◆ **Short problem A**
From the comment on graphics cards, pull out the passage that starts at the words "Though to respond" and ends after the words "want better fps.", copied word for word.
◆ **Short problem B**
Continue the comment about upgrading from a 1080ti to a 2080ti from the point where it stops.

◆ **Document excerpt**

##########

I came here because this "news article" was lampooned by a YouTube channel I watch. It did not disappoint.
Though to respond to the argument, especially using "Nvidia's own numbers" (helpfully debunked by Adored TV, who do great tech analysis btw) The benefits of owning the fastest graphics card in the world are bragging rights and better fps. In that order.
That said, as a man who owns a 1080ti, (engine limited, nothing I buy will make my game, [Skyrim] go much faster, 5% maybe, and will cost me $1500 just to stand still on more modern hardware.) I feel no compunction to pay for a 2080ti. "ooh shiny" yeah sure. but ray tracing isn't going to work on any game I have, and at it's heart, ray tracing is shadows, sure you get reflections, but we can do global illumination, volumetrics and caustics already, we've had them for years. Shadows however, shadows are hard. Good shadows harder and more computationally expensive. It's why we turn shadows off when we want better fps.
I suppose I can reasonably expect another 13-25% better performance, though how that helps me at 1080p where in any other game I get 60fps solid, I don't know. Hell I got 60fps in Witcher 3 with my R9 390, I only bought the 1080ti to take the card out of the equation. Because if you buy the fastest GPU in the world then you don't have to worry about whether the card is at fault. Every 1080ti is the same within 5% or so, only the cooling solutions differ.

##########

(Records from a data collection)
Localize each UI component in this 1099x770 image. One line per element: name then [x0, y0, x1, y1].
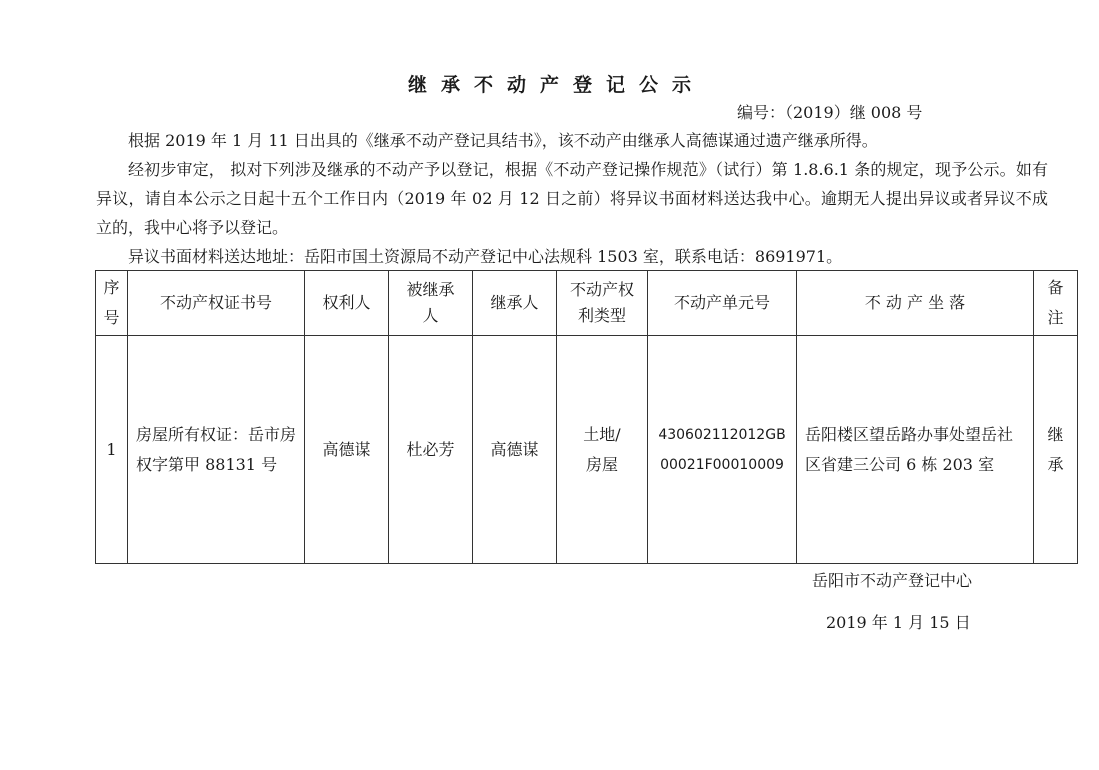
paragraph-address: 异议书面材料送达地址：岳阳市国土资源局不动产登记中心法规科 1503 室，联系电话：8691971。	[128, 247, 843, 266]
document-number: 编号：（2019）继 008 号	[737, 103, 923, 122]
header-location: 不 动 产 坐 落	[797, 271, 1034, 336]
header-certificate: 不动产权证书号	[128, 271, 305, 336]
page-title: 继承不动产登记公示	[407, 74, 705, 96]
cell-location: 岳阳楼区望岳路办事处望岳社区省建三公司 6 栋 203 室	[797, 336, 1034, 564]
cell-certificate: 房屋所有权证：岳市房权字第甲 88131 号	[128, 336, 305, 564]
issue-date: 2019 年 1 月 15 日	[826, 613, 971, 632]
header-serial: 序号	[96, 271, 128, 336]
cell-heir: 高德谋	[473, 336, 557, 564]
header-right-type: 不动产权利类型	[557, 271, 648, 336]
cell-remark: 继承	[1034, 336, 1078, 564]
cell-serial: 1	[96, 336, 128, 564]
header-remark: 备注	[1034, 271, 1078, 336]
registration-table	[95, 270, 1078, 564]
paragraph-notice: 经初步审定， 拟对下列涉及继承的不动产予以登记，根据《不动产登记操作规范》（试行）第 1.8.6.1 条的规定，现予公示。如有异议，请自本公示之日起十五个工作日内（2019 年 02 月 12 日之前）将异议书面材料送达我中心。逾期无人提出异议或者异议不成立的，我中心将予以登记。	[96, 160, 1048, 237]
cell-unit-number: 430602112012GB00021F00010009	[648, 336, 797, 564]
header-heir: 继承人	[473, 271, 557, 336]
cell-right-type: 土地/房屋	[557, 336, 648, 564]
table-row	[96, 336, 1078, 564]
issuer-name: 岳阳市不动产登记中心	[812, 571, 973, 590]
header-unit-number: 不动产单元号	[648, 271, 797, 336]
paragraph-basis: 根据 2019 年 1 月 11 日出具的《继承不动产登记具结书》，该不动产由继承人高德谋通过遗产继承所得。	[128, 131, 878, 150]
header-owner: 权利人	[305, 271, 389, 336]
header-decedent: 被继承人	[389, 271, 473, 336]
table-header-row	[96, 271, 1078, 336]
cell-owner: 高德谋	[305, 336, 389, 564]
cell-decedent: 杜必芳	[389, 336, 473, 564]
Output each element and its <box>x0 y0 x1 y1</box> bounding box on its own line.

##########

◆ **Expected answer A**
Though to respond to the argument, especially using "Nvidia's own numbers" (helpfully debunked by Adored TV, who do great tech analysis btw) The benefits of owning the fastest graphics card in the world are bragging rights and better fps. In that order.
That said, as a man who owns a 1080ti, (engine limited, nothing I buy will make my game, [Skyrim] go much faster, 5% maybe, and will cost me $1500 just to stand still on more modern hardware.) I feel no compunction to pay for a 2080ti. "ooh shiny" yeah sure. but ray tracing isn't going to work on any game I have, and at it's heart, ray tracing is shadows, sure you get reflections, but we can do global illumination, volumetrics and caustics already, we've had them for years. Shadows however, shadows are hard. Good shadows harder and more computationally expensive. It's why we turn shadows off when we want better fps.

◆ **Expected answer B**
Personally, given the glut of cards left over from mining, it makes more sense to me to to actually buy the 1080ti now, especially at anything like $500, and wait for the 2080ti to get cheaper. By the time the gaming landscape has moved on, then like the LCD screen, you too will be able to buy the 2080 on ebay.
Let's face it, ray tracing is only going to work with a small number of games, by which I mean a few genre's of game, mostly fully rendered 3D worlds. I don't need a ray traced muzzle flash when a cheap spirite will do. I god of the drop ship and shot the rock and marvelled at the bump map on the rock in the original Halo. That was a long time ago. Decent graphics are now table stakes, but only for a handful of AAA games, and those seem to be going the way of all flesh at present.
This is rarefied air we're breathing, at least as compared to the steam hardware survey. A few people will "just buy it" I go to coffee with two of them, they play pubg. for everyone else they'd be better off buying a cheaper 1070(ti) IMO
Good click bait though.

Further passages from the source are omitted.